**JOB**: Copy each line of the listing below exactly.
### EXTRACTED RECORDS
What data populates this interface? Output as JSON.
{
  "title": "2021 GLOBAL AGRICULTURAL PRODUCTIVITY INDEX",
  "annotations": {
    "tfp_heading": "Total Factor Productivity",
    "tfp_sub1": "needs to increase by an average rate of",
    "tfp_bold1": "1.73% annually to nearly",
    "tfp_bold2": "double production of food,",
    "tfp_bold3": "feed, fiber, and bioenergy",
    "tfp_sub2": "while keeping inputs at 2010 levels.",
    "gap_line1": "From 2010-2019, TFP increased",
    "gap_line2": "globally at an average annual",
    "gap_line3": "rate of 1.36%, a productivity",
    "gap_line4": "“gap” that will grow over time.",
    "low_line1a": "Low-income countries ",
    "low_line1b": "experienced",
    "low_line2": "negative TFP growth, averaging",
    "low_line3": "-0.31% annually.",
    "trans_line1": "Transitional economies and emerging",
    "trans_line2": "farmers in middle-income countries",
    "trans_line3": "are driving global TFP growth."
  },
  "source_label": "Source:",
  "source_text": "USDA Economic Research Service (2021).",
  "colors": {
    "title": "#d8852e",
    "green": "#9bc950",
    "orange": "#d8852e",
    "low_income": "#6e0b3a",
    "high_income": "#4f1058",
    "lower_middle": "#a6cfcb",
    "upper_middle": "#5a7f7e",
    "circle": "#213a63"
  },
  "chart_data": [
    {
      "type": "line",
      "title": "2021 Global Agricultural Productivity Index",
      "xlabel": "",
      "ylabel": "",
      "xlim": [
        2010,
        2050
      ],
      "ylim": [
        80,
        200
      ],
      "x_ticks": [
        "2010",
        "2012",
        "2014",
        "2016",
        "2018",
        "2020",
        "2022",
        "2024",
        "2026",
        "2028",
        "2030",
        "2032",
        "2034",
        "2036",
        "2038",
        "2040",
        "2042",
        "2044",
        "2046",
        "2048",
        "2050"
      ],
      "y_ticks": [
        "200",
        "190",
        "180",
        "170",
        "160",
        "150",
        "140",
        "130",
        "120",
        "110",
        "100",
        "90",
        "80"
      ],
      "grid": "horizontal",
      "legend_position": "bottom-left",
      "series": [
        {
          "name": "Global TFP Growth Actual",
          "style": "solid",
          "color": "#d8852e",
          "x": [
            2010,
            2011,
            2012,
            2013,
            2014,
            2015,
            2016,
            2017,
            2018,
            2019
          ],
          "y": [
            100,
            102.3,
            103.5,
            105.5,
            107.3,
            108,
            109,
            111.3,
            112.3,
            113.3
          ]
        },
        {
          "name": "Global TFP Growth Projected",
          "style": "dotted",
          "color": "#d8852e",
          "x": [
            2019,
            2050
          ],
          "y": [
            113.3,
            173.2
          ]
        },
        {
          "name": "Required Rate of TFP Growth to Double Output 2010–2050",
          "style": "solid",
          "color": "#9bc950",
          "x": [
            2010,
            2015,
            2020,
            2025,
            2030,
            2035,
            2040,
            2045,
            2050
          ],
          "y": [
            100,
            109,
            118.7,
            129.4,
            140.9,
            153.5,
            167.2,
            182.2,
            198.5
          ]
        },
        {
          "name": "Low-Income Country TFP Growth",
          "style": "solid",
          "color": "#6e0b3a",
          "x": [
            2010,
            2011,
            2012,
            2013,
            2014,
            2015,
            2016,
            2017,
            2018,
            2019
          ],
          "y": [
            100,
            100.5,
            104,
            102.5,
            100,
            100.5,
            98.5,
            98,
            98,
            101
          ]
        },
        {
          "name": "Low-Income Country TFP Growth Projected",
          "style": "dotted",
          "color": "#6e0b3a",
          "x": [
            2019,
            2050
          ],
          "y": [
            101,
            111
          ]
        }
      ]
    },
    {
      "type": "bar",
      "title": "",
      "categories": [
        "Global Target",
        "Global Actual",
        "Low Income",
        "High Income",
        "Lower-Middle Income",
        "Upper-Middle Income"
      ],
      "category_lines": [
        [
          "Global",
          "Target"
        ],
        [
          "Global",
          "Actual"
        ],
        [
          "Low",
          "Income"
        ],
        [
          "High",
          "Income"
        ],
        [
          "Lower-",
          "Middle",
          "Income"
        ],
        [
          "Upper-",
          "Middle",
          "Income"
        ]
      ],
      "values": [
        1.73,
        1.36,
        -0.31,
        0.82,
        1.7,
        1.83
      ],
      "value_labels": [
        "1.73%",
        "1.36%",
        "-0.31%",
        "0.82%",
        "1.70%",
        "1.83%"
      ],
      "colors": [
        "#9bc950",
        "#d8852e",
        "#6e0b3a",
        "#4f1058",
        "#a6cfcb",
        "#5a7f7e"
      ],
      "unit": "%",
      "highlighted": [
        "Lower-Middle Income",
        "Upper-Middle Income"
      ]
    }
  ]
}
######
**THE RESPONSE**:
What data populates this interface? Output as JSON.
{
  "title": "2021 GLOBAL AGRICULTURAL PRODUCTIVITY INDEX",
  "annotations": {
    "tfp_heading": "Total Factor Productivity",
    "tfp_sub1": "needs to increase by an average rate of",
    "tfp_bold1": "1.73% annually to nearly",
    "tfp_bold2": "double production of food,",
    "tfp_bold3": "feed, fiber, and bioenergy",
    "tfp_sub2": "while keeping inputs at 2010 levels.",
    "gap_line1": "From 2010-2019, TFP increased",
    "gap_line2": "globally at an average annual",
    "gap_line3": "rate of 1.36%, a productivity",
    "gap_line4": "“gap” that will grow over time.",
    "low_line1a": "Low-income countries ",
    "low_line1b": "experienced",
    "low_line2": "negative TFP growth, averaging",
    "low_line3": "-0.31% annually.",
    "trans_line1": "Transitional economies and emerging",
    "trans_line2": "farmers in middle-income countries",
    "trans_line3": "are driving global TFP growth."
  },
  "source_label": "Source:",
  "source_text": "USDA Economic Research Service (2021).",
  "colors": {
    "title": "#d8852e",
    "green": "#9bc950",
    "orange": "#d8852e",
    "low_income": "#6e0b3a",
    "high_income": "#4f1058",
    "lower_middle": "#a6cfcb",
    "upper_middle": "#5a7f7e",
    "circle": "#213a63"
  },
  "chart_data": [
    {
      "type": "line",
      "title": "2021 Global Agricultural Productivity Index",
      "xlabel": "",
      "ylabel": "",
      "xlim": [
        2010,
        2050
      ],
      "ylim": [
        80,
        200
      ],
      "x_ticks": [
        "2010",
        "2012",
        "2014",
        "2016",
        "2018",
        "2020",
        "2022",
        "2024",
        "2026",
        "2028",
        "2030",
        "2032",
        "2034",
        "2036",
        "2038",
        "2040",
        "2042",
        "2044",
        "2046",
        "2048",
        "2050"
      ],
      "y_ticks": [
        "200",
        "190",
        "180",
        "170",
        "160",
        "150",
        "140",
        "130",
        "120",
        "110",
        "100",
        "90",
        "80"
      ],
      "grid": "horizontal",
      "legend_position": "bottom-left",
      "series": [
        {
          "name": "Global TFP Growth Actual",
          "style": "solid",
          "color": "#d8852e",
          "x": [
            2010,
            2011,
            2012,
            2013,
            2014,
            2015,
            2016,
            2017,
            2018,
            2019
          ],
          "y": [
            100,
            102.3,
            103.5,
            105.5,
            107.3,
            108,
            109,
            111.3,
            112.3,
            113.3
          ]
        },
        {
          "name": "Global TFP Growth Projected",
          "style": "dotted",
          "color": "#d8852e",
          "x": [
            2019,
            2050
          ],
          "y": [
            113.3,
            173.2
          ]
        },
        {
          "name": "Required Rate of TFP Growth to Double Output 2010–2050",
          "style": "solid",
          "color": "#9bc950",
          "x": [
            2010,
            2015,
            2020,
            2025,
            2030,
            2035,
            2040,
            2045,
            2050
          ],
          "y": [
            100,
            109,
            118.7,
            129.4,
            140.9,
            153.5,
            167.2,
            182.2,
            198.5
          ]
        },
        {
          "name": "Low-Income Country TFP Growth",
          "style": "solid",
          "color": "#6e0b3a",
          "x": [
            2010,
            2011,
            2012,
            2013,
            2014,
            2015,
            2016,
            2017,
            2018,
            2019
          ],
          "y": [
            100,
            100.5,
            104,
            102.5,
            100,
            100.5,
            98.5,
            98,
            98,
            101
          ]
        },
        {
          "name": "Low-Income Country TFP Growth Projected",
          "style": "dotted",
          "color": "#6e0b3a",
          "x": [
            2019,
            2050
          ],
          "y": [
            101,
            111
          ]
        }
      ]
    },
    {
      "type": "bar",
      "title": "",
      "categories": [
        "Global Target",
        "Global Actual",
        "Low Income",
        "High Income",
        "Lower-Middle Income",
        "Upper-Middle Income"
      ],
      "category_lines": [
        [
          "Global",
          "Target"
        ],
        [
          "Global",
          "Actual"
        ],
        [
          "Low",
          "Income"
        ],
        [
          "High",
          "Income"
        ],
        [
          "Lower-",
          "Middle",
          "Income"
        ],
        [
          "Upper-",
          "Middle",
          "Income"
        ]
      ],
      "values": [
        1.73,
        1.36,
        -0.31,
        0.82,
        1.7,
        1.83
      ],
      "value_labels": [
        "1.73%",
        "1.36%",
        "-0.31%",
        "0.82%",
        "1.70%",
        "1.83%"
      ],
      "colors": [
        "#9bc950",
        "#d8852e",
        "#6e0b3a",
        "#4f1058",
        "#a6cfcb",
        "#5a7f7e"
      ],
      "unit": "%",
      "highlighted": [
        "Lower-Middle Income",
        "Upper-Middle Income"
      ]
    }
  ]
}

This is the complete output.